(WRITTEN EXERCISE):
How many lines in the records below contain the word "Maintained"? Give only the number.

--- Start MATERIAL ---

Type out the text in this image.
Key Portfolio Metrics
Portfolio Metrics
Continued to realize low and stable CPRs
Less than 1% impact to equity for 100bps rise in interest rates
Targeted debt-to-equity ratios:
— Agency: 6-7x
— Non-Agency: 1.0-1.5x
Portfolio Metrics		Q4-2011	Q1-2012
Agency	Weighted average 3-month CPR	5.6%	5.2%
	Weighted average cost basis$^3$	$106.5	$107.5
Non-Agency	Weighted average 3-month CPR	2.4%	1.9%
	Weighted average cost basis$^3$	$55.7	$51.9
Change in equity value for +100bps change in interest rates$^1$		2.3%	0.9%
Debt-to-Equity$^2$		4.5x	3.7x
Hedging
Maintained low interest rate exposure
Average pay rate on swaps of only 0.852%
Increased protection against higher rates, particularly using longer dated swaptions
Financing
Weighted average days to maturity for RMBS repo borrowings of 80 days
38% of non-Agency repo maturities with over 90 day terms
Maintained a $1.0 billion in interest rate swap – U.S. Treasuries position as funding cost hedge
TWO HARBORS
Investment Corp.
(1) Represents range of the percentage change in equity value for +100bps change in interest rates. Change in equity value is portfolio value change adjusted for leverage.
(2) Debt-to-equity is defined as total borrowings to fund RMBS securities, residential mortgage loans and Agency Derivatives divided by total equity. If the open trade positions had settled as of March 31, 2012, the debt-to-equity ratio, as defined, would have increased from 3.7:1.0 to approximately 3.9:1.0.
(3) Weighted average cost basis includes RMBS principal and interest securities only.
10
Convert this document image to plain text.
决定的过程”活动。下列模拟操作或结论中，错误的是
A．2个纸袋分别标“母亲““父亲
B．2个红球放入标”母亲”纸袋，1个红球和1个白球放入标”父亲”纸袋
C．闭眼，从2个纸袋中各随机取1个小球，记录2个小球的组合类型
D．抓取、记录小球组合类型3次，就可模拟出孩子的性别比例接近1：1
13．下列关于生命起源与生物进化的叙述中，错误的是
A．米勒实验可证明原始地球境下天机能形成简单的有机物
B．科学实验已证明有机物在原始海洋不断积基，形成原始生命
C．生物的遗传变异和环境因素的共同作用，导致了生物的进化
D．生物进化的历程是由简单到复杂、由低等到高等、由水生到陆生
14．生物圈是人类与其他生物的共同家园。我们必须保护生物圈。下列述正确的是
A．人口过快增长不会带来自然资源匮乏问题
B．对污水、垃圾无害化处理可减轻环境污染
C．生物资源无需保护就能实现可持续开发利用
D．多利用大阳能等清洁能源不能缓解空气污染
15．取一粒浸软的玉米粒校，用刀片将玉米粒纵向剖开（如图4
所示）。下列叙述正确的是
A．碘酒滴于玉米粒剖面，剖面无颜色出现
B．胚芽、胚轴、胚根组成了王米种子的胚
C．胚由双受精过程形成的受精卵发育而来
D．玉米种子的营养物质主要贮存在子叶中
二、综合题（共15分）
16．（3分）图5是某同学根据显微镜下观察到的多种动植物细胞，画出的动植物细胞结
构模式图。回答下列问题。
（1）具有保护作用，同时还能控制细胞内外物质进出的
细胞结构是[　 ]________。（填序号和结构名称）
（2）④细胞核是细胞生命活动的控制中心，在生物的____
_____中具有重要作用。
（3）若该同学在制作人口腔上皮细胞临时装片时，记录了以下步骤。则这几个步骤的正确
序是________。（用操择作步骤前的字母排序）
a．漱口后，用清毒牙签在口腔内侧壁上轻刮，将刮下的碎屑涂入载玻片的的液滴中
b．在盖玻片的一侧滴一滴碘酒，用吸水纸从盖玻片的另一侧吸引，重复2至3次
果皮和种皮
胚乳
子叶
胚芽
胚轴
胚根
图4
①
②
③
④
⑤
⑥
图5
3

--- End MATERIAL ---

(FULL ANSWER):
2